Exercise objective —
Quote each line of the material verbatim, without the pictures.

Data for this exercise —
★ ★ ★
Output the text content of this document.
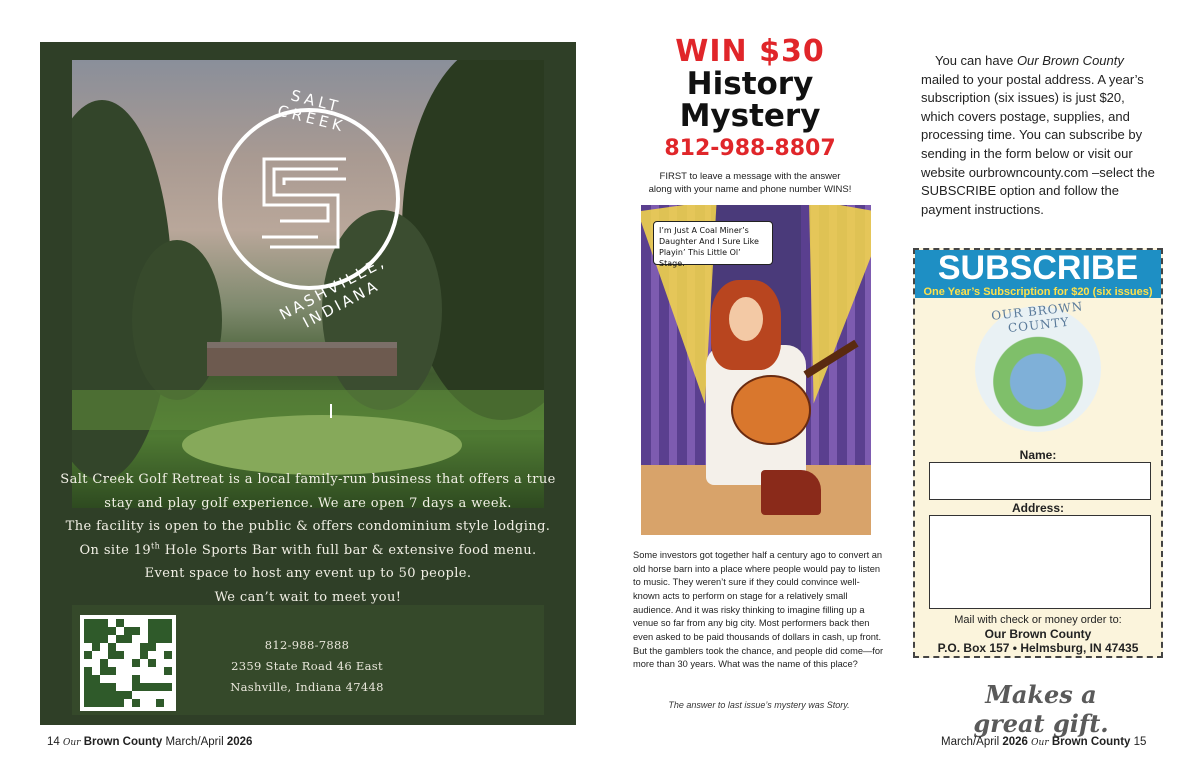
SALT CREEK
NASHVILLE, INDIANA
Salt Creek Golf Retreat is a local family-run business that offers a true
stay and play golf experience. We are open 7 days a week.
The facility is open to the public & offers condominium style lodging.
On site 19th Hole Sports Bar with full bar & extensive food menu.
Event space to host any event up to 50 people.
We can’t wait to meet you!
812-988-7888
2359 State Road 46 East
Nashville, Indiana 47448
14 Our Brown County March/April 2026
WIN $30
History
Mystery
812-988-8807
FIRST to leave a message with the answer
along with your name and phone number WINS!
I’m Just A Coal Miner’s Daughter And I Sure Like Playin’ This Little Ol’ Stage.
Some investors got together half a century ago to convert an old horse barn into a place where people would pay to listen to music. They weren’t sure if they could convince well-known acts to perform on stage for a relatively small audience. And it was risky thinking to imagine filling up a venue so far from any big city. Most performers back then even asked to be paid thousands of dollars in cash, up front. But the gamblers took the chance, and people did come—for more than 30 years. What was the name of this place?
The answer to last issue’s mystery was Story.
You can have Our Brown County mailed to your postal address. A year’s subscription (six issues) is just $20, which covers postage, supplies, and processing time. You can subscribe by sending in the form below or visit our website ourbrowncounty.com –select the SUBSCRIBE option and follow the payment instructions.
SUBSCRIBE
One Year’s Subscription for $20 (six issues)
OUR BROWN COUNTY
Name:
Address:
Mail with check or money order to:
Our Brown County
P.O. Box 157 • Helmsburg, IN 47435
Makes a great gift.
March/April 2026 Our Brown County 15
★ ★ ★
Full solution —
Output the text content of this document.
SALT CREEK
NASHVILLE, INDIANA
Salt Creek Golf Retreat is a local family-run business that offers a true
stay and play golf experience. We are open 7 days a week.
The facility is open to the public & offers condominium style lodging.
On site 19th Hole Sports Bar with full bar & extensive food menu.
Event space to host any event up to 50 people.
We can’t wait to meet you!
812-988-7888
2359 State Road 46 East
Nashville, Indiana 47448
14 Our Brown County March/April 2026
WIN $30
History
Mystery
812-988-8807
FIRST to leave a message with the answer
along with your name and phone number WINS!
I’m Just A Coal Miner’s Daughter And I Sure Like Playin’ This Little Ol’ Stage.
Some investors got together half a century ago to convert an old horse barn into a place where people would pay to listen to music. They weren’t sure if they could convince well-known acts to perform on stage for a relatively small audience. And it was risky thinking to imagine filling up a venue so far from any big city. Most performers back then even asked to be paid thousands of dollars in cash, up front. But the gamblers took the chance, and people did come—for more than 30 years. What was the name of this place?
The answer to last issue’s mystery was Story.
You can have Our Brown County mailed to your postal address. A year’s subscription (six issues) is just $20, which covers postage, supplies, and processing time. You can subscribe by sending in the form below or visit our website ourbrowncounty.com –select the SUBSCRIBE option and follow the payment instructions.
SUBSCRIBE
One Year’s Subscription for $20 (six issues)
OUR BROWN COUNTY
Name:
Address:
Mail with check or money order to:
Our Brown County
P.O. Box 157 • Helmsburg, IN 47435
Makes a great gift.
March/April 2026 Our Brown County 15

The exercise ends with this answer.